Collected data entries

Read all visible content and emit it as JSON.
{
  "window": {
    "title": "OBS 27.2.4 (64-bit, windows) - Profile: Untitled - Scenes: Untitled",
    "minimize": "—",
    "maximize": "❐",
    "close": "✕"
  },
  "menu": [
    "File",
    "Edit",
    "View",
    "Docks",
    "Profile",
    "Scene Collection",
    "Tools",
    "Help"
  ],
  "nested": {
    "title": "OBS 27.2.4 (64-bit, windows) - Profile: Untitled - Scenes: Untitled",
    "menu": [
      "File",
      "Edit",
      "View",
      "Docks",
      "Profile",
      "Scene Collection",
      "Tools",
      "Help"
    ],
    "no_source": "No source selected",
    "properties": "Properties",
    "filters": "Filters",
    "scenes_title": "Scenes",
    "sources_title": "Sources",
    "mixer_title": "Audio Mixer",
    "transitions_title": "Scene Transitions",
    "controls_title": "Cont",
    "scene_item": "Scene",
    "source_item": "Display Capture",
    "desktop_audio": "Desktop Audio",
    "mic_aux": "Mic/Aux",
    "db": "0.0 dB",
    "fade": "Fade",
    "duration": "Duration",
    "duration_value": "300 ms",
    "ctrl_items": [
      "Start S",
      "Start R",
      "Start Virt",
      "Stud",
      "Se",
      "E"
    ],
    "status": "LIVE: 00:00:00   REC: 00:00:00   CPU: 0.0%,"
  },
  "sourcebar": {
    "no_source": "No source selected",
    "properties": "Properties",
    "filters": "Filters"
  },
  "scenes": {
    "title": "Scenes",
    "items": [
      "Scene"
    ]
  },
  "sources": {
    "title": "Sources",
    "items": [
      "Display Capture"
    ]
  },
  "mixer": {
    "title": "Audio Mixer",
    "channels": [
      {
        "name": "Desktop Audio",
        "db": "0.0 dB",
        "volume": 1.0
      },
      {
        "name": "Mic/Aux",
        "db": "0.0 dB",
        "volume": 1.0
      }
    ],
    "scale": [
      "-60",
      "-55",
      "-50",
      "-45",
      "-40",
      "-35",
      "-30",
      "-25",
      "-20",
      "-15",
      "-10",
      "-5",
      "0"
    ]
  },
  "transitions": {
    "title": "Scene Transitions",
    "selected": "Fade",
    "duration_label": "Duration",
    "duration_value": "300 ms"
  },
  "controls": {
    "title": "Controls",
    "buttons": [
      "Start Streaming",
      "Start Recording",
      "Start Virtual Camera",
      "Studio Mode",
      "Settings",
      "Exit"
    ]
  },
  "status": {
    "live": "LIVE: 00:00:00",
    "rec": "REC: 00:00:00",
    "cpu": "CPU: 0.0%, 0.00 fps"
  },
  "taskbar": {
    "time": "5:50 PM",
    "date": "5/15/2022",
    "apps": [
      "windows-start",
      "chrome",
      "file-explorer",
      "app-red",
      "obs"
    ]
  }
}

### INSTRUCTION
List every line above that contains the word "Collection".

### ANSWER BELOW
    "Scene Collection",
      "Scene Collection",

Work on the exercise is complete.